● Dataset entries:
Start of Block
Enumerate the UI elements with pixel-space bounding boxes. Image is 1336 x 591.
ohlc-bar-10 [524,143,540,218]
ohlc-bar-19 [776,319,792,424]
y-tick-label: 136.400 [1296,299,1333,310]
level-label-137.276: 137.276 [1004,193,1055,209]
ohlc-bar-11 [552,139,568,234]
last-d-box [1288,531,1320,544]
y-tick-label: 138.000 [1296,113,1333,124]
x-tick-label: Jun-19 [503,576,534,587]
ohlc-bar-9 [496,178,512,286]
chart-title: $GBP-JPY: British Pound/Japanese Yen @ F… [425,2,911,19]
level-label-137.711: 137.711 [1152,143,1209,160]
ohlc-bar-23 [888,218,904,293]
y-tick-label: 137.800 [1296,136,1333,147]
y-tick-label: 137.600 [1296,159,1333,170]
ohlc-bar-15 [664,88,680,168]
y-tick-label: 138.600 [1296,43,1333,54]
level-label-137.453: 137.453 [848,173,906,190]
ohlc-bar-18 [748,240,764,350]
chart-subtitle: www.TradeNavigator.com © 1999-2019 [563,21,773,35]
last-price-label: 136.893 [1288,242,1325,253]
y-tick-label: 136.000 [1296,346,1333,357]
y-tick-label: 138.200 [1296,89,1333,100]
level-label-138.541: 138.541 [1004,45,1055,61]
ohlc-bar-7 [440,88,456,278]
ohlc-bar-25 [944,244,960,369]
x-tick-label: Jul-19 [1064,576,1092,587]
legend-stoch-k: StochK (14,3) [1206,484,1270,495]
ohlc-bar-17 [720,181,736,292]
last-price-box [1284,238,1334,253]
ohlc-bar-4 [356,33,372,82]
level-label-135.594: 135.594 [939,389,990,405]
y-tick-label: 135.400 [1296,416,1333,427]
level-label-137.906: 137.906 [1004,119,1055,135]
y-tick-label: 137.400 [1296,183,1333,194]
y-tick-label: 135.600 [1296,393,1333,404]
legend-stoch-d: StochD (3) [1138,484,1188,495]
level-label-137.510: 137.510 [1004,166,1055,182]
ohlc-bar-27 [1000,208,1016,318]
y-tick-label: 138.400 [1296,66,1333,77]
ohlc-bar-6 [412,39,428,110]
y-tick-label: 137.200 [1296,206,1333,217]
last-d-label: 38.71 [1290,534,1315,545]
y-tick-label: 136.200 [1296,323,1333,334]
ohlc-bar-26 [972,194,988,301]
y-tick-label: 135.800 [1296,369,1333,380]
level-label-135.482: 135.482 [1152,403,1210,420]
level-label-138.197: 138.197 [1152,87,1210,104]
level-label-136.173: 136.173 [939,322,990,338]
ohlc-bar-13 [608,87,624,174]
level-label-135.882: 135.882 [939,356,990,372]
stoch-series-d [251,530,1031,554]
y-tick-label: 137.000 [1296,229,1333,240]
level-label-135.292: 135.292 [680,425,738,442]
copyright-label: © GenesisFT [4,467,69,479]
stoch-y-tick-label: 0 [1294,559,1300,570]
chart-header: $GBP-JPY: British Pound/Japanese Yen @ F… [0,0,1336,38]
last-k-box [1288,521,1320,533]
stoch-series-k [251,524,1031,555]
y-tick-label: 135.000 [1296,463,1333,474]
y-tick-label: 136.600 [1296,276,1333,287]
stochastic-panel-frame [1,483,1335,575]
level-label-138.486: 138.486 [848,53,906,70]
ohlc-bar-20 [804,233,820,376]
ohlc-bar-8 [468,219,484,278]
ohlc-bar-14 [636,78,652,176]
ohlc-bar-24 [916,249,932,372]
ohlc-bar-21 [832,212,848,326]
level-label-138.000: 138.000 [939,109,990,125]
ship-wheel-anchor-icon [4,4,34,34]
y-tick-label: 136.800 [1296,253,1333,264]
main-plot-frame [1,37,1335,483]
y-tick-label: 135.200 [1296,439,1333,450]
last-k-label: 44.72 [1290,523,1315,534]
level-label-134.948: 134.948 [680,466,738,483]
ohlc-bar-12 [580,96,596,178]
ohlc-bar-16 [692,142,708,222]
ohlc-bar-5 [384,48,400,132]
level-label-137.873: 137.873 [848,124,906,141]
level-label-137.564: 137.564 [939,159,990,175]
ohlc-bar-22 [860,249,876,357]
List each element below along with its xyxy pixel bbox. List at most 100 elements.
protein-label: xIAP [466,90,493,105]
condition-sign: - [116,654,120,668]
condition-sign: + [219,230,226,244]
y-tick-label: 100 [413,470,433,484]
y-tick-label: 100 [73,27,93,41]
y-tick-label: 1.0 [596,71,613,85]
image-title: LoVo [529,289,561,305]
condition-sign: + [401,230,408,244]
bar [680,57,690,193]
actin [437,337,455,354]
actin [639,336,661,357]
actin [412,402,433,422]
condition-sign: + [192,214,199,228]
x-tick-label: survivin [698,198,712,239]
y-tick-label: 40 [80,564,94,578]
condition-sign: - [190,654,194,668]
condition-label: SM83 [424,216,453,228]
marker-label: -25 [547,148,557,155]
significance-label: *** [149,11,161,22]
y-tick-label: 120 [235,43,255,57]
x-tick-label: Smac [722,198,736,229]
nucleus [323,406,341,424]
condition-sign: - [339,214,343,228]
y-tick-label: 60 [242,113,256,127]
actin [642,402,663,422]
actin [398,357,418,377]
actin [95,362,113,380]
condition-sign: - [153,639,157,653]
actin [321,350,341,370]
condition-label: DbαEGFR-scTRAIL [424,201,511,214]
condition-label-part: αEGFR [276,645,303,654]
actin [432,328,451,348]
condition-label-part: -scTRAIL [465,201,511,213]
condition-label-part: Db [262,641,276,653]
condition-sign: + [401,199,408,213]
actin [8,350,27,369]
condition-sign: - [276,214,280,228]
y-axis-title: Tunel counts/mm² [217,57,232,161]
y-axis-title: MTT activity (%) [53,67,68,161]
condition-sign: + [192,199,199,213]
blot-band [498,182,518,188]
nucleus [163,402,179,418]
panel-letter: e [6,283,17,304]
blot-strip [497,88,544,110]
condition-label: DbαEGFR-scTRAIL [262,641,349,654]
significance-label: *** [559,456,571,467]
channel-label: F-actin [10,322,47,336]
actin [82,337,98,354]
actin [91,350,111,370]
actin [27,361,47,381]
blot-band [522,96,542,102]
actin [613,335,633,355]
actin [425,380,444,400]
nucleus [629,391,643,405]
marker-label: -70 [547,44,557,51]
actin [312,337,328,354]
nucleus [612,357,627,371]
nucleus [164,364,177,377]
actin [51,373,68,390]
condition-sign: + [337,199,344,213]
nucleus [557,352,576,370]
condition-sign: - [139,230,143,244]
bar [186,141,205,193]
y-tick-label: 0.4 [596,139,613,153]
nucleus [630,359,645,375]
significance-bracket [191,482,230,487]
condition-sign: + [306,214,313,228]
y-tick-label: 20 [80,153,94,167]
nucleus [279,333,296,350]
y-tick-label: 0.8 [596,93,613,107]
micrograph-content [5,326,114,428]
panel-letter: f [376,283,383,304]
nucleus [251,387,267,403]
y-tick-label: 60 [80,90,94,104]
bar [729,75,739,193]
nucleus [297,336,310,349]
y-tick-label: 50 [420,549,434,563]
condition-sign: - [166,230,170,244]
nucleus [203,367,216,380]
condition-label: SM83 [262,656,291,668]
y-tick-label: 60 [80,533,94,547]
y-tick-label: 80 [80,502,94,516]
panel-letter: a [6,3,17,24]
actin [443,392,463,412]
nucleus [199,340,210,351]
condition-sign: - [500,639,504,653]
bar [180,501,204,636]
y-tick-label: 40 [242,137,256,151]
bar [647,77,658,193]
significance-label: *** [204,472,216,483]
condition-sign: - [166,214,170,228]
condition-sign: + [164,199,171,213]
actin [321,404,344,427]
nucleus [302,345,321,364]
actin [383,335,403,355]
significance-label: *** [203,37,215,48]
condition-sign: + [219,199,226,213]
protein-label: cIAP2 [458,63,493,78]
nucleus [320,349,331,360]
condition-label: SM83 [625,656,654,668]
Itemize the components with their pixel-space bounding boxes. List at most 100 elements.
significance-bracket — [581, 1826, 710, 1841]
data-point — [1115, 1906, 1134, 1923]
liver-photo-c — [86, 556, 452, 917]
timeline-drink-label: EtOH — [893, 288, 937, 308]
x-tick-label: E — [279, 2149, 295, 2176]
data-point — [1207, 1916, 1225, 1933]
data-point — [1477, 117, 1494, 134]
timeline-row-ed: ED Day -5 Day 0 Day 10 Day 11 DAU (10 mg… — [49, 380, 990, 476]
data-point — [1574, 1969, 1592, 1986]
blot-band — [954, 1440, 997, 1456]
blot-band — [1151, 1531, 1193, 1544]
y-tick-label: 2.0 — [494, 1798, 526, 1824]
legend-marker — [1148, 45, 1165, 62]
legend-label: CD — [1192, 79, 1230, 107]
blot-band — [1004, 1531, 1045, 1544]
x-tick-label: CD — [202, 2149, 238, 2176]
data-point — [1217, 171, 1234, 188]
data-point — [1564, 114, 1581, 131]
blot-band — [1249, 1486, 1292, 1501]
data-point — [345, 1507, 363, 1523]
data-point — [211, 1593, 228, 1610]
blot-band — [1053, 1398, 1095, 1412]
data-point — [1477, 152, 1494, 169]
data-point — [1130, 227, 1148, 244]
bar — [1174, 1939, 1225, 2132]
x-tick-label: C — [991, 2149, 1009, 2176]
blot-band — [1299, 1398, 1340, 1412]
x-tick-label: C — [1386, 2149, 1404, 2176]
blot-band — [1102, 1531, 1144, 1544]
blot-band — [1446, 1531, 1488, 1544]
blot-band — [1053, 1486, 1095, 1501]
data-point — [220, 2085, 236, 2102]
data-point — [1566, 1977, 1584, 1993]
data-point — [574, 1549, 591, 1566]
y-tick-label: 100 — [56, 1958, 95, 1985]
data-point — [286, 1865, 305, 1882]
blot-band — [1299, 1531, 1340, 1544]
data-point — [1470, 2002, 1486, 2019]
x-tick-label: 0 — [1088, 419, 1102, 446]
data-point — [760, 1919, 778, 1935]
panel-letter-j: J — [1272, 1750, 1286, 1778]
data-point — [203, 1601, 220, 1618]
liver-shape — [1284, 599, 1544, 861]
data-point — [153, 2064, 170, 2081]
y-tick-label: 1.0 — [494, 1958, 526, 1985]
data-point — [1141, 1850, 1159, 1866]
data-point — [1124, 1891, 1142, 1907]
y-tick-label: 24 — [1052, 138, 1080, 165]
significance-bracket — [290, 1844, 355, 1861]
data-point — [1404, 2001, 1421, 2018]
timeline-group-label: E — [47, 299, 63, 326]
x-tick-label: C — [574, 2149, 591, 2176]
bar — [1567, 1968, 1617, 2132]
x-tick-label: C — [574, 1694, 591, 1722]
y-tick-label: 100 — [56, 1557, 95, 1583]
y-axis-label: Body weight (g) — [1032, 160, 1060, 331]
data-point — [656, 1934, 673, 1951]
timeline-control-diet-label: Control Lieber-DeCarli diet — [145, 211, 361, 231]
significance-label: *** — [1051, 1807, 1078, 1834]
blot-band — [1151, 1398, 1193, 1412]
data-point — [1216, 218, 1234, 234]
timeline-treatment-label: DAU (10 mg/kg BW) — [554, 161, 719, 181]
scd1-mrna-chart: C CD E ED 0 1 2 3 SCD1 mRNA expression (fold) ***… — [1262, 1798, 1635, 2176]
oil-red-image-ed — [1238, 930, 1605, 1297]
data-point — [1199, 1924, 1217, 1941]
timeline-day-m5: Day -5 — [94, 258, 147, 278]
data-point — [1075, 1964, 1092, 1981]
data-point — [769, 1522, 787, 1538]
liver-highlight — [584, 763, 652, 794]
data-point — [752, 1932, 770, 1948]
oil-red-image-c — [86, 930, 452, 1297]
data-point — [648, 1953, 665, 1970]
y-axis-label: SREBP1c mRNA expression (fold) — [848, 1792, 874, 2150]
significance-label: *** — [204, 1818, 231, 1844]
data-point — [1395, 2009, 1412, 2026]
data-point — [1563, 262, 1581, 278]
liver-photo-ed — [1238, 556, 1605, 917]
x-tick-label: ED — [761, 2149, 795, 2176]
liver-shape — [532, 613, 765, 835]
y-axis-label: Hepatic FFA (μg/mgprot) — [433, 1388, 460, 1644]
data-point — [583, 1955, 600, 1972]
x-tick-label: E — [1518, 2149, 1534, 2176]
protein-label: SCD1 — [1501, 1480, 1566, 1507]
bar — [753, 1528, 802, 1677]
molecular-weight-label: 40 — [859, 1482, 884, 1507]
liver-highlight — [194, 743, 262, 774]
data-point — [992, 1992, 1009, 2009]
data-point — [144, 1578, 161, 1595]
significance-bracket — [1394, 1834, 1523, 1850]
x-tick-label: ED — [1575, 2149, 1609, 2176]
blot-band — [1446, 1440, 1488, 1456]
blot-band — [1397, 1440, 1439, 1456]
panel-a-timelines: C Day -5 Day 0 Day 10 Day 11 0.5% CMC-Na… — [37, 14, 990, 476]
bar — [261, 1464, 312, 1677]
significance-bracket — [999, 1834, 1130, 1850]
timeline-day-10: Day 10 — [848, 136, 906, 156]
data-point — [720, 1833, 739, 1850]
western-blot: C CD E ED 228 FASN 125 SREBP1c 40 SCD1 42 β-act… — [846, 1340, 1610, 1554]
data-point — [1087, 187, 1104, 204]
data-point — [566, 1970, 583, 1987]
End of Block
Which lines in the records above include the word "part"? Copy them out.

● Response:
condition-label-part: αEGFR [276,645,303,654]
condition-label-part: -scTRAIL [465,201,511,213]
condition-label-part: Db [262,641,276,653]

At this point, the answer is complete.